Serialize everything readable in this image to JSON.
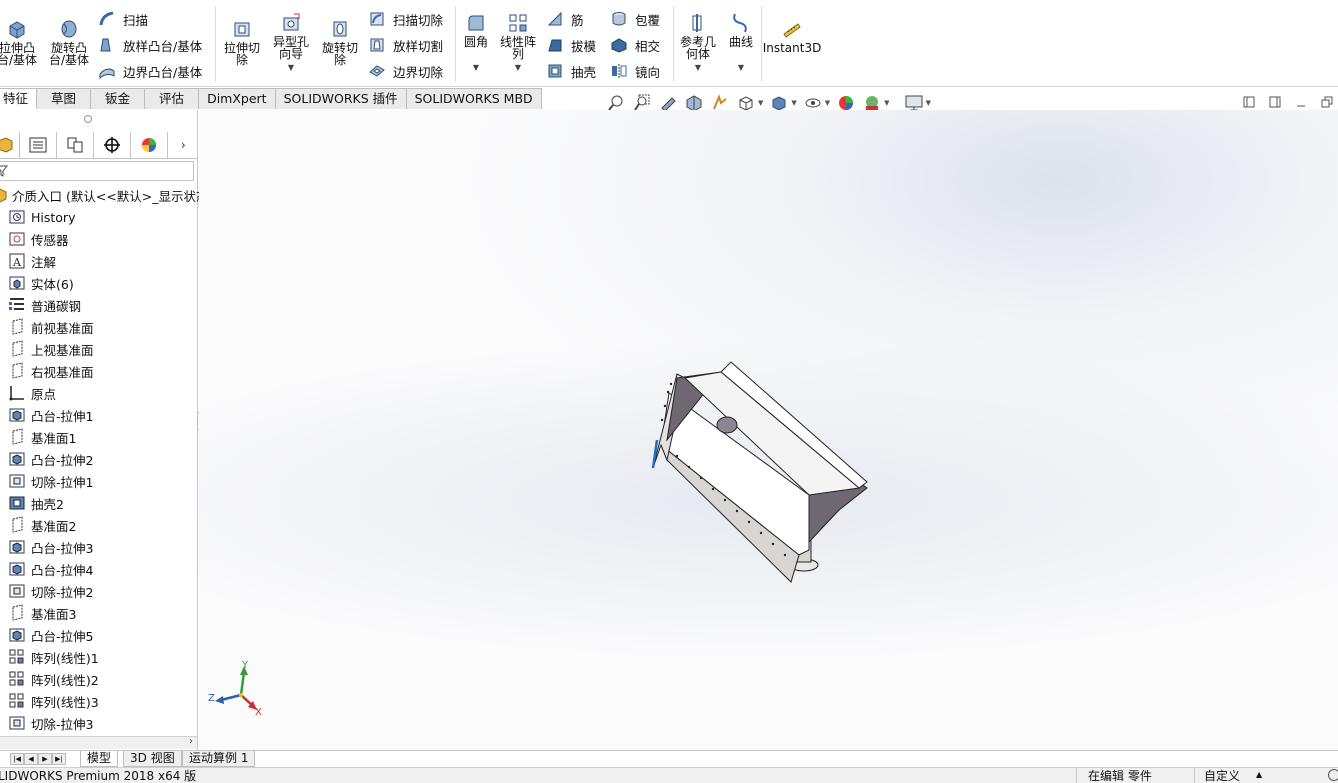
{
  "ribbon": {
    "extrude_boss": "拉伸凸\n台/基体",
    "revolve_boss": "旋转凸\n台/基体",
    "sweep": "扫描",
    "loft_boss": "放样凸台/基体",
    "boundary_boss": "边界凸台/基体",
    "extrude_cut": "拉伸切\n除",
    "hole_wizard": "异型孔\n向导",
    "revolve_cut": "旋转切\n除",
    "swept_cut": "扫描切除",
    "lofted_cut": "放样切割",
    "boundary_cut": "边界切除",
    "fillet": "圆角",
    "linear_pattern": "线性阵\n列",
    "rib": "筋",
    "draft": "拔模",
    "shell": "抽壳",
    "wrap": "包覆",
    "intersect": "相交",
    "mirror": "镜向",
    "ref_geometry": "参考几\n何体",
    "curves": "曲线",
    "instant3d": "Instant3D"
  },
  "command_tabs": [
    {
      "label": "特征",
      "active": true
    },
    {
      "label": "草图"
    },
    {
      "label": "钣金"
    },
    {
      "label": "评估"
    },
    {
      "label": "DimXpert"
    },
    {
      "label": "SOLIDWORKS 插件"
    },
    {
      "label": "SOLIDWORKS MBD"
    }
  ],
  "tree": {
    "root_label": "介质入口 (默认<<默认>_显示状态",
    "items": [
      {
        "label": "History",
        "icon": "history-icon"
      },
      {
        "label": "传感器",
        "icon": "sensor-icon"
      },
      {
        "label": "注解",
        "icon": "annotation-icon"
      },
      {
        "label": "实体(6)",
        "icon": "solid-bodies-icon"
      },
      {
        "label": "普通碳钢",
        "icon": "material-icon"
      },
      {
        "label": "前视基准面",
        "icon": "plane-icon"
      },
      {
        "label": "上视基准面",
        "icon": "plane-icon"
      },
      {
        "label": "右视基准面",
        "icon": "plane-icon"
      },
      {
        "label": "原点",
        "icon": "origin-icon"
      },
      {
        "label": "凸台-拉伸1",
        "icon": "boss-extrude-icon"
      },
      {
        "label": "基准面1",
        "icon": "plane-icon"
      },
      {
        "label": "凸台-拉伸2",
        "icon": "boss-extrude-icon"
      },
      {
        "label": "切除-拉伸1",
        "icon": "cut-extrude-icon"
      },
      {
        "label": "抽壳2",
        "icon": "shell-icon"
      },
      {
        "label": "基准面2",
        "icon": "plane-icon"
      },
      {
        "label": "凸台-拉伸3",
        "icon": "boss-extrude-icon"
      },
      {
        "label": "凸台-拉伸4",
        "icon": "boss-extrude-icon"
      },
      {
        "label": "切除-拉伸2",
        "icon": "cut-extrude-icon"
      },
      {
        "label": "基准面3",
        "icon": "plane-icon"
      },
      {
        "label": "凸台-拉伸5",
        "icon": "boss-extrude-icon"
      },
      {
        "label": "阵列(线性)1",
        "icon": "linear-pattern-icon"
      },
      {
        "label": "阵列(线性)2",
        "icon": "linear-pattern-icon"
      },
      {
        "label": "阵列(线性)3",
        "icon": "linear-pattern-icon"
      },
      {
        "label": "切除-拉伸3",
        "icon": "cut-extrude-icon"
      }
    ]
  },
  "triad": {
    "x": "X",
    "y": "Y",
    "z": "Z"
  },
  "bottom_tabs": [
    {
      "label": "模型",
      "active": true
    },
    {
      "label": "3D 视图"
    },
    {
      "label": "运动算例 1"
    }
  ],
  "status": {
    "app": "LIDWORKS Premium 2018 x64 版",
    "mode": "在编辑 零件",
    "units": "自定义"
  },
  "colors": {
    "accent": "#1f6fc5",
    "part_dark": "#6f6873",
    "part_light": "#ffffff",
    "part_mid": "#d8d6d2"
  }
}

· · ·

### Problem requirements
Repeat each record exactly as shown above, dropping all images.

### Correct response
Serialize everything readable in this image to JSON.
{
  "ribbon": {
    "extrude_boss": "拉伸凸\n台/基体",
    "revolve_boss": "旋转凸\n台/基体",
    "sweep": "扫描",
    "loft_boss": "放样凸台/基体",
    "boundary_boss": "边界凸台/基体",
    "extrude_cut": "拉伸切\n除",
    "hole_wizard": "异型孔\n向导",
    "revolve_cut": "旋转切\n除",
    "swept_cut": "扫描切除",
    "lofted_cut": "放样切割",
    "boundary_cut": "边界切除",
    "fillet": "圆角",
    "linear_pattern": "线性阵\n列",
    "rib": "筋",
    "draft": "拔模",
    "shell": "抽壳",
    "wrap": "包覆",
    "intersect": "相交",
    "mirror": "镜向",
    "ref_geometry": "参考几\n何体",
    "curves": "曲线",
    "instant3d": "Instant3D"
  },
  "command_tabs": [
    {
      "label": "特征",
      "active": true
    },
    {
      "label": "草图"
    },
    {
      "label": "钣金"
    },
    {
      "label": "评估"
    },
    {
      "label": "DimXpert"
    },
    {
      "label": "SOLIDWORKS 插件"
    },
    {
      "label": "SOLIDWORKS MBD"
    }
  ],
  "tree": {
    "root_label": "介质入口 (默认<<默认>_显示状态",
    "items": [
      {
        "label": "History",
        "icon": "history-icon"
      },
      {
        "label": "传感器",
        "icon": "sensor-icon"
      },
      {
        "label": "注解",
        "icon": "annotation-icon"
      },
      {
        "label": "实体(6)",
        "icon": "solid-bodies-icon"
      },
      {
        "label": "普通碳钢",
        "icon": "material-icon"
      },
      {
        "label": "前视基准面",
        "icon": "plane-icon"
      },
      {
        "label": "上视基准面",
        "icon": "plane-icon"
      },
      {
        "label": "右视基准面",
        "icon": "plane-icon"
      },
      {
        "label": "原点",
        "icon": "origin-icon"
      },
      {
        "label": "凸台-拉伸1",
        "icon": "boss-extrude-icon"
      },
      {
        "label": "基准面1",
        "icon": "plane-icon"
      },
      {
        "label": "凸台-拉伸2",
        "icon": "boss-extrude-icon"
      },
      {
        "label": "切除-拉伸1",
        "icon": "cut-extrude-icon"
      },
      {
        "label": "抽壳2",
        "icon": "shell-icon"
      },
      {
        "label": "基准面2",
        "icon": "plane-icon"
      },
      {
        "label": "凸台-拉伸3",
        "icon": "boss-extrude-icon"
      },
      {
        "label": "凸台-拉伸4",
        "icon": "boss-extrude-icon"
      },
      {
        "label": "切除-拉伸2",
        "icon": "cut-extrude-icon"
      },
      {
        "label": "基准面3",
        "icon": "plane-icon"
      },
      {
        "label": "凸台-拉伸5",
        "icon": "boss-extrude-icon"
      },
      {
        "label": "阵列(线性)1",
        "icon": "linear-pattern-icon"
      },
      {
        "label": "阵列(线性)2",
        "icon": "linear-pattern-icon"
      },
      {
        "label": "阵列(线性)3",
        "icon": "linear-pattern-icon"
      },
      {
        "label": "切除-拉伸3",
        "icon": "cut-extrude-icon"
      }
    ]
  },
  "triad": {
    "x": "X",
    "y": "Y",
    "z": "Z"
  },
  "bottom_tabs": [
    {
      "label": "模型",
      "active": true
    },
    {
      "label": "3D 视图"
    },
    {
      "label": "运动算例 1"
    }
  ],
  "status": {
    "app": "LIDWORKS Premium 2018 x64 版",
    "mode": "在编辑 零件",
    "units": "自定义"
  },
  "colors": {
    "accent": "#1f6fc5",
    "part_dark": "#6f6873",
    "part_light": "#ffffff",
    "part_mid": "#d8d6d2"
  }
}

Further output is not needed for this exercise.